● Given entries:
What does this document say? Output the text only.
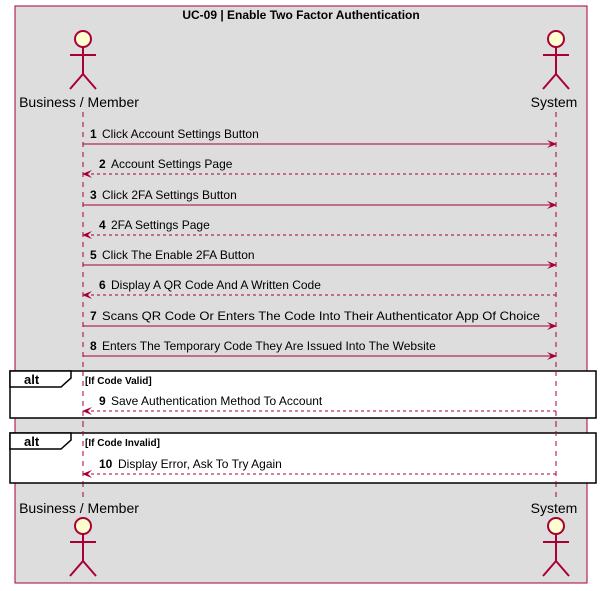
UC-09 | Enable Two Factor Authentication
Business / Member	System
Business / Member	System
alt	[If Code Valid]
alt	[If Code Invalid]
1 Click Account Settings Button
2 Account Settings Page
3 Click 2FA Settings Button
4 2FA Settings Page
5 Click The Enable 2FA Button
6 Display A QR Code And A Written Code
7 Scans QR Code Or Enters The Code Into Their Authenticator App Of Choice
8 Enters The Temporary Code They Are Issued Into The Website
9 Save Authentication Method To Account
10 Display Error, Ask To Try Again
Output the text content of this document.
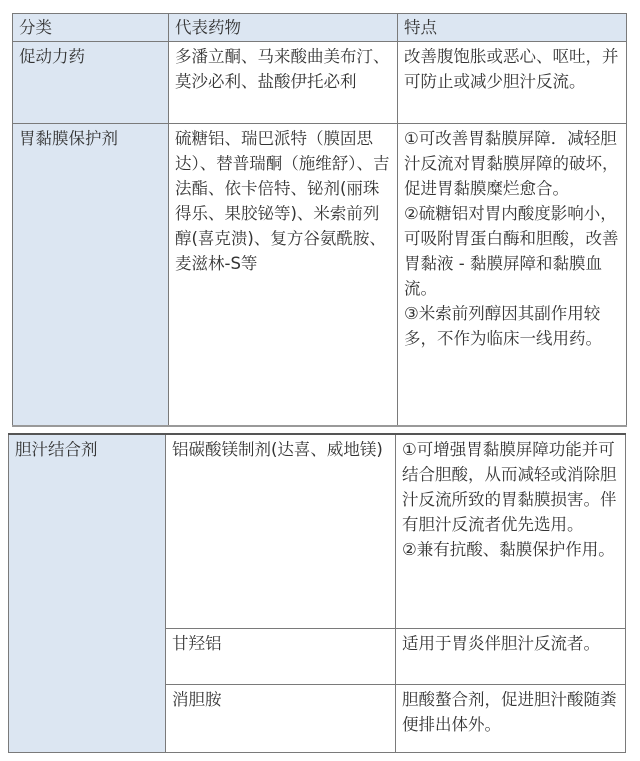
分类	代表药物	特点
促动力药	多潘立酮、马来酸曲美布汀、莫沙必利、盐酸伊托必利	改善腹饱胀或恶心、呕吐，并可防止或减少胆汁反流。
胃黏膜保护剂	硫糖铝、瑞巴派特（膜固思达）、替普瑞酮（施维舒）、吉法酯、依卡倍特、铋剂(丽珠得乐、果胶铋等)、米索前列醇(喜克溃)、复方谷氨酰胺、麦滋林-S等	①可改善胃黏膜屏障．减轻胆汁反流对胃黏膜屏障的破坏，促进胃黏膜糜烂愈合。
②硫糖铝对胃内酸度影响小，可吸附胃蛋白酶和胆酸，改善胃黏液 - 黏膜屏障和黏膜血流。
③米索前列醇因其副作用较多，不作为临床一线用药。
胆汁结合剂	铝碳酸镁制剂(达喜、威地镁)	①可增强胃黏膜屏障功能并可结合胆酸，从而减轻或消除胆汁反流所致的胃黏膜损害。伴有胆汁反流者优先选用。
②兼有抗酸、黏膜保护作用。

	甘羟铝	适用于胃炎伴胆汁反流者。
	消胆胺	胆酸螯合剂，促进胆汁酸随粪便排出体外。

--

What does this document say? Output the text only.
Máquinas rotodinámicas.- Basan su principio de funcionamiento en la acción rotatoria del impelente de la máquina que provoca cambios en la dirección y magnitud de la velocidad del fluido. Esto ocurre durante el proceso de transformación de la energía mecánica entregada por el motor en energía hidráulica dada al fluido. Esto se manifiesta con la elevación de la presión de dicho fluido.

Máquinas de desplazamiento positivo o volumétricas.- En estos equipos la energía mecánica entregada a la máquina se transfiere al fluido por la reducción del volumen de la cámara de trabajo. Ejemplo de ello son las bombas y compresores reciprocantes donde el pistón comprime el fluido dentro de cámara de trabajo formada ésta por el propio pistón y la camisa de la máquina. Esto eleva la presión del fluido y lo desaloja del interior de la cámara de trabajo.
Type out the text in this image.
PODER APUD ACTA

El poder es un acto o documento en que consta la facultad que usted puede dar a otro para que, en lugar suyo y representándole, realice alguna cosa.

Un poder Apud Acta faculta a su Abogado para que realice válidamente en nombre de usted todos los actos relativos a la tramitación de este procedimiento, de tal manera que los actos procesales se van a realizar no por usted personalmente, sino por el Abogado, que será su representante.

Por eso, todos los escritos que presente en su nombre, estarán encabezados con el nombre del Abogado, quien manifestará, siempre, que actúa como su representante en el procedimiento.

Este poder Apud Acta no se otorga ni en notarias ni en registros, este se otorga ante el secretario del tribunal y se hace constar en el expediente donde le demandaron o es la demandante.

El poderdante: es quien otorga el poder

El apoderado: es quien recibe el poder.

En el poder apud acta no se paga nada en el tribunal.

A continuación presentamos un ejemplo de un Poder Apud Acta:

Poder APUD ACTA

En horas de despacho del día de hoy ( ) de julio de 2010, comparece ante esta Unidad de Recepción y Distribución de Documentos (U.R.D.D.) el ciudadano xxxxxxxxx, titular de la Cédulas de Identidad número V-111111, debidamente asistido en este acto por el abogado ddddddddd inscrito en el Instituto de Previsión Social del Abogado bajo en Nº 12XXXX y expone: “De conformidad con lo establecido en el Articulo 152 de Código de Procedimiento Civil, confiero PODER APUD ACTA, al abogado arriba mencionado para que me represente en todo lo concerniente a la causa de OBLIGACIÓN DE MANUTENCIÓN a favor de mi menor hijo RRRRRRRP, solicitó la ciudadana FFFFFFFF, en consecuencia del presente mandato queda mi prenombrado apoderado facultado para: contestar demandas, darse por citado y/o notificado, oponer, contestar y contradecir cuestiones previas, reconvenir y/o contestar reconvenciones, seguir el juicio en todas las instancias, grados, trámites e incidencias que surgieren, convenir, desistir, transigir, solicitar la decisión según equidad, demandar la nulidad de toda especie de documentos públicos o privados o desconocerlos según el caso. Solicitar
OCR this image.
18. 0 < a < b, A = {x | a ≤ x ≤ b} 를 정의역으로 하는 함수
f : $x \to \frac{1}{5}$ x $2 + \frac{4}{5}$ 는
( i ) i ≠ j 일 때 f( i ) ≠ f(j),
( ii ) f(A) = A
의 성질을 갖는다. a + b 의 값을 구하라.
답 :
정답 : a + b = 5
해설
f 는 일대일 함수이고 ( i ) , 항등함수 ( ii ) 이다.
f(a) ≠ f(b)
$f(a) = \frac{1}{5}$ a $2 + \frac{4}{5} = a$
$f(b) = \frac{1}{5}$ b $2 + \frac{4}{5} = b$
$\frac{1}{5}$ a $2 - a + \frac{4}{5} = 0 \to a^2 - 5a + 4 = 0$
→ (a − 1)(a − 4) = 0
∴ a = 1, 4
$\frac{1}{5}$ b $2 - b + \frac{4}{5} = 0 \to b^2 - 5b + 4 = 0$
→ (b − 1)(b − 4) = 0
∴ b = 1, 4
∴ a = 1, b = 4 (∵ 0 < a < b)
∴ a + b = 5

==

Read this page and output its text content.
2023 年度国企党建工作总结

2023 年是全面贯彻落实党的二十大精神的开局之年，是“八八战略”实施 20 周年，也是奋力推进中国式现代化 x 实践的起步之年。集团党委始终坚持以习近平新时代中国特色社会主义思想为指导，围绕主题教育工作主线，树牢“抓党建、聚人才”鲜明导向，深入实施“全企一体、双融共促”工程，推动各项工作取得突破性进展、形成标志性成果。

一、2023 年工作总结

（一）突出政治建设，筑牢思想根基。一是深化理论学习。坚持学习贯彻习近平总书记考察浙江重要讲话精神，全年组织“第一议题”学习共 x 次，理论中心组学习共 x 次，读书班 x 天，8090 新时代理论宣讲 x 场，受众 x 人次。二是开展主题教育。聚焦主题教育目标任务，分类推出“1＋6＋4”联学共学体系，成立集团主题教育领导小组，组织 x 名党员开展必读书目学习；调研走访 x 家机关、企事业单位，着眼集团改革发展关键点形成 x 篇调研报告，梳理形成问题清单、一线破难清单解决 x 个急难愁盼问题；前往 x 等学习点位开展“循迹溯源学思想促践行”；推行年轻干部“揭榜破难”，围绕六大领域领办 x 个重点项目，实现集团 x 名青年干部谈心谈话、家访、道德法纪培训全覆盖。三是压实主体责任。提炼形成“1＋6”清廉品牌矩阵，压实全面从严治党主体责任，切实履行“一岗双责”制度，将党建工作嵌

● Problem to solve: List every line above that holds the word "Code".

● Answer below:
alt	[If Code Valid]
alt	[If Code Invalid]
6 Display A QR Code And A Written Code
7 Scans QR Code Or Enters The Code Into Their Authenticator App Of Choice
8 Enters The Temporary Code They Are Issued Into The Website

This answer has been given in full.